What to do – Collect each line of the entries that holds the string "инвалидов".

Recorded information –
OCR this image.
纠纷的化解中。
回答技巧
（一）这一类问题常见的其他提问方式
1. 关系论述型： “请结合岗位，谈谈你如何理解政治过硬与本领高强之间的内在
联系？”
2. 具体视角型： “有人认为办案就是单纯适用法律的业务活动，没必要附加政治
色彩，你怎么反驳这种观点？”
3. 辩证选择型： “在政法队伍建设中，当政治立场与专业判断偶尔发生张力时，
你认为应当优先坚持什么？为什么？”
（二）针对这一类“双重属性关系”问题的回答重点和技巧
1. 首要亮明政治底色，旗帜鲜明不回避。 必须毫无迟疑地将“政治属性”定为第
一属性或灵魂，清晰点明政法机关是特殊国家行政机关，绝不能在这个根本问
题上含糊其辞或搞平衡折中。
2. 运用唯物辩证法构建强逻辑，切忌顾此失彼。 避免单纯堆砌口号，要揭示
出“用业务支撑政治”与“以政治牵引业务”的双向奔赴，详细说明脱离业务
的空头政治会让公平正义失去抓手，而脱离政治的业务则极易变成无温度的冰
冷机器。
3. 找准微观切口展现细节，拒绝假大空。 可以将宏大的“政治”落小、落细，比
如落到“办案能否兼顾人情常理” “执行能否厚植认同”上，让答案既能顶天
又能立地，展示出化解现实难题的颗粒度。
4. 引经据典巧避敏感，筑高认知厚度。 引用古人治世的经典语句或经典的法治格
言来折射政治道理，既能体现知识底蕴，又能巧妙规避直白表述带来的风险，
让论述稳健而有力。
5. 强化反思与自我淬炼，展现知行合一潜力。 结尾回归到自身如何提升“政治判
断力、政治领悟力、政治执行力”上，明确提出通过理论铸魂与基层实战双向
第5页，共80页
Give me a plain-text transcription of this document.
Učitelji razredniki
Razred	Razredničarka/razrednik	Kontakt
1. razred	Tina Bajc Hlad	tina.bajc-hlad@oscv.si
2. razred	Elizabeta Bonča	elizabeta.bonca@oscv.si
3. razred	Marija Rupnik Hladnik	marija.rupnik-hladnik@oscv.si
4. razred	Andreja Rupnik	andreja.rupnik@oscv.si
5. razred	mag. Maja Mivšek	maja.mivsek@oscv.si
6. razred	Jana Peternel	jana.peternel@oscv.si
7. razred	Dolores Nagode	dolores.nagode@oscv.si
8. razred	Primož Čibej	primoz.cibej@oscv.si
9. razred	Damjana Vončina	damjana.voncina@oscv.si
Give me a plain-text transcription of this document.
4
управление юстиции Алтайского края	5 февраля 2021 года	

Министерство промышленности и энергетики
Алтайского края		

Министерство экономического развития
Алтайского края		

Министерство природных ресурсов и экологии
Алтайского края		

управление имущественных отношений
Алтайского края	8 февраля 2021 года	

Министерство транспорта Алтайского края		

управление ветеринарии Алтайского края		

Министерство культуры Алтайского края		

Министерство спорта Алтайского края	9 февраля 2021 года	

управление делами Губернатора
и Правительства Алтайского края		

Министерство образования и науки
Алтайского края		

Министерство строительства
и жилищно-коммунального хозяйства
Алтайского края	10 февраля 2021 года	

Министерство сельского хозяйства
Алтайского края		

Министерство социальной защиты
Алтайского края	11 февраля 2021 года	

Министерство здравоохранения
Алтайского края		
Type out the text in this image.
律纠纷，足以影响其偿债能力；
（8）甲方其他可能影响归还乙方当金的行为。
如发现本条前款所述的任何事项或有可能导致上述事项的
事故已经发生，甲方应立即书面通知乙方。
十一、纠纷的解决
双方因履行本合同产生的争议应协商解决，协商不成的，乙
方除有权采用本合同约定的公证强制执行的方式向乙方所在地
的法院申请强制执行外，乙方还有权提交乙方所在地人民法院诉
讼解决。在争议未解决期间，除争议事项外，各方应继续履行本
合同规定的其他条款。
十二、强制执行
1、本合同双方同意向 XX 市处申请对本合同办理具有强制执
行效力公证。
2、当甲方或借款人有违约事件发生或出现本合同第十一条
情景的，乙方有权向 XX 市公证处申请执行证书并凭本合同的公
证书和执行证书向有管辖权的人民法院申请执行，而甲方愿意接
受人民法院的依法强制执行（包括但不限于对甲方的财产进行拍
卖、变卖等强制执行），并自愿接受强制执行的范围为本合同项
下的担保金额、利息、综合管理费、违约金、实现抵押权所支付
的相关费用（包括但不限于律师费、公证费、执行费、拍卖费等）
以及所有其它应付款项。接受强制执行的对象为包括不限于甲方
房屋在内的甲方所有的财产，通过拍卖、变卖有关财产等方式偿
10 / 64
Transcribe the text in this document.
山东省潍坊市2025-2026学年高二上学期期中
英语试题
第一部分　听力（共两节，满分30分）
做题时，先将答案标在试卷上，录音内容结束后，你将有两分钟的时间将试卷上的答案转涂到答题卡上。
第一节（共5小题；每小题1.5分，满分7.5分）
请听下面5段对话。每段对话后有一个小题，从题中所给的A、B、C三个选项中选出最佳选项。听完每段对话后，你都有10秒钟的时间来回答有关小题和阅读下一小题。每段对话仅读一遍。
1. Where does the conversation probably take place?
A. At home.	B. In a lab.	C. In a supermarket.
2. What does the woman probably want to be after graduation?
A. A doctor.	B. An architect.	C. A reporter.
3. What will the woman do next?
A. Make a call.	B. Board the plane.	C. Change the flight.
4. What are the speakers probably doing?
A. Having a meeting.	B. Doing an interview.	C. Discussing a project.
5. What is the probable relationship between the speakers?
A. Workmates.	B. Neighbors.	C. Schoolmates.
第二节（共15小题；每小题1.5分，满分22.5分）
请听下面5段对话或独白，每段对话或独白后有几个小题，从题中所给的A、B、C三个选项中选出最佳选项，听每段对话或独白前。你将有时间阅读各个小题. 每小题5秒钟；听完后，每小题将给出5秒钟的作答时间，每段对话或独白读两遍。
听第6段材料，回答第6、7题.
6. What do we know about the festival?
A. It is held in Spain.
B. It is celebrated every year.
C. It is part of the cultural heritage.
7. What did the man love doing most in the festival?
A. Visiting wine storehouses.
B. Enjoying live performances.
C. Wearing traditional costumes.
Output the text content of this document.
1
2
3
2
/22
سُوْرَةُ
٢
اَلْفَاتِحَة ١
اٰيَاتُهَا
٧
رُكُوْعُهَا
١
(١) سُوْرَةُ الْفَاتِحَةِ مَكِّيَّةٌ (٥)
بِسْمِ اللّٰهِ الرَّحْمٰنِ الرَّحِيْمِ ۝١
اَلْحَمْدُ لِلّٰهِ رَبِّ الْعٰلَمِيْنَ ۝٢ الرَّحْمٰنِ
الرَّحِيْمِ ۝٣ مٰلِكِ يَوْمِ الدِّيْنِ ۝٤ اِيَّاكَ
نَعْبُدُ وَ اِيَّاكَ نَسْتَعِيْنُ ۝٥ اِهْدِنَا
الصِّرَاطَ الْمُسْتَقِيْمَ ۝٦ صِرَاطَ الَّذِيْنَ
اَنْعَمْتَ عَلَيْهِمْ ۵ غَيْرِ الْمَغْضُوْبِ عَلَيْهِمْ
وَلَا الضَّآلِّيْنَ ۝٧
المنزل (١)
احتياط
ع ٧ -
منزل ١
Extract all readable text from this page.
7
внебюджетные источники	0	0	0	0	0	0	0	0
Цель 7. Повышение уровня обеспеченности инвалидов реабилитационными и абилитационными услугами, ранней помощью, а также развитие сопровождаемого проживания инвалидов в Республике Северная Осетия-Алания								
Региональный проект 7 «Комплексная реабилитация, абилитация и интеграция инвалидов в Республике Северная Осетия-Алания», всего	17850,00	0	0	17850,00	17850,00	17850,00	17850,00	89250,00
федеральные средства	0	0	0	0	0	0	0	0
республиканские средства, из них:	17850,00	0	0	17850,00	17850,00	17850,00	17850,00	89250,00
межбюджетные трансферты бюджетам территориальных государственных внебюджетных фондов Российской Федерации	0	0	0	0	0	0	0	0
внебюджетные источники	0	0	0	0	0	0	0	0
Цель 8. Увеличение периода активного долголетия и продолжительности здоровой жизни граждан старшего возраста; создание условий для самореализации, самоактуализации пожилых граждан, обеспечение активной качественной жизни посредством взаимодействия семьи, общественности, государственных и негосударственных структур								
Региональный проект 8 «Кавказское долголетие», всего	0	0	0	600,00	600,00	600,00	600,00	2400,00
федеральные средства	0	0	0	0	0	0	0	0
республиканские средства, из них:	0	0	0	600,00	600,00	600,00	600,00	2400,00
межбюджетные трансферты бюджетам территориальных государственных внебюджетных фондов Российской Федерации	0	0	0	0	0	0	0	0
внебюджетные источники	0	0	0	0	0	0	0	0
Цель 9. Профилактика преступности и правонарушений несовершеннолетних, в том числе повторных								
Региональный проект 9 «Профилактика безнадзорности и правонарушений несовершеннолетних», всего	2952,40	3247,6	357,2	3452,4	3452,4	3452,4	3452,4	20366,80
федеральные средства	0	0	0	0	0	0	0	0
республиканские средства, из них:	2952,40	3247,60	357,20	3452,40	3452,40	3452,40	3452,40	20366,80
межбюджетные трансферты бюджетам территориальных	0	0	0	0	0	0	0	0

Response to this task –
Цель 7. Повышение уровня обеспеченности инвалидов реабилитационными и абилитационными услугами, ранней помощью, а также развитие сопровождаемого проживания инвалидов в Республике Северная Осетия-Алания								
Региональный проект 7 «Комплексная реабилитация, абилитация и интеграция инвалидов в Республике Северная Осетия-Алания», всего	17850,00	0	0	17850,00	17850,00	17850,00	17850,00	89250,00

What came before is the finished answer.